• **Activity**: Reproduce the data below in full and to the letter, images excepted.

== Material provided ==

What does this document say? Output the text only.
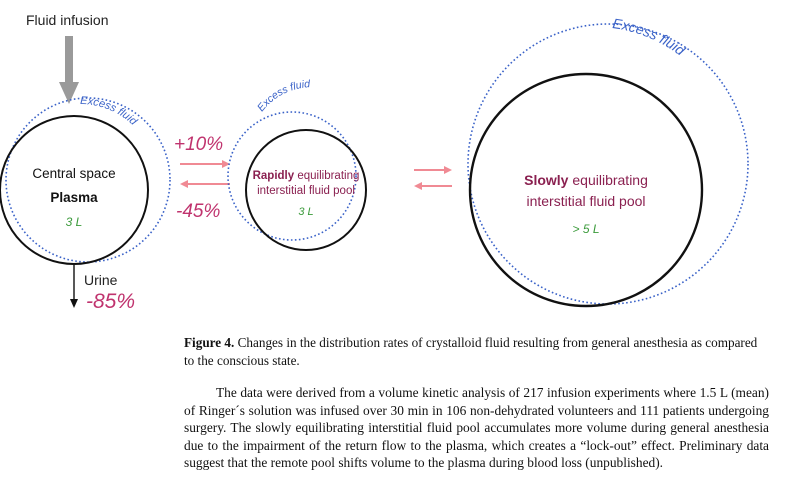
Excess fluid
Excess fluid
Excess fluid
Fluid infusion
Central space
Plasma
3 L
+10%
-45%
Rapidly equilibrating
interstitial fluid pool
3 L
Slowly equilibrating
interstitial fluid pool
> 5 L
Urine
-85%
Figure 4. Changes in the distribution rates of crystalloid fluid resulting from general anesthesia as compared to the conscious state.

The data were derived from a volume kinetic analysis of 217 infusion experiments where 1.5 L (mean) of Ringer´s solution was infused over 30 min in 106 non-dehydrated volunteers and 111 patients undergoing surgery. The slowly equilibrating interstitial fluid pool accumulates more volume during general anesthesia due to the impairment of the return flow to the plasma, which creates a “lock-out” effect. Preliminary data suggest that the remote pool shifts volume to the plasma during blood loss (unpublished).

===

• **Response for this exercise**:
What does this document say? Output the text only.
Excess fluid
Excess fluid
Excess fluid
Fluid infusion
Central space
Plasma
3 L
+10%
-45%
Rapidly equilibrating
interstitial fluid pool
3 L
Slowly equilibrating
interstitial fluid pool
> 5 L
Urine
-85%
Figure 4. Changes in the distribution rates of crystalloid fluid resulting from general anesthesia as compared to the conscious state.

The data were derived from a volume kinetic analysis of 217 infusion experiments where 1.5 L (mean) of Ringer´s solution was infused over 30 min in 106 non-dehydrated volunteers and 111 patients undergoing surgery. The slowly equilibrating interstitial fluid pool accumulates more volume during general anesthesia due to the impairment of the return flow to the plasma, which creates a “lock-out” effect. Preliminary data suggest that the remote pool shifts volume to the plasma during blood loss (unpublished).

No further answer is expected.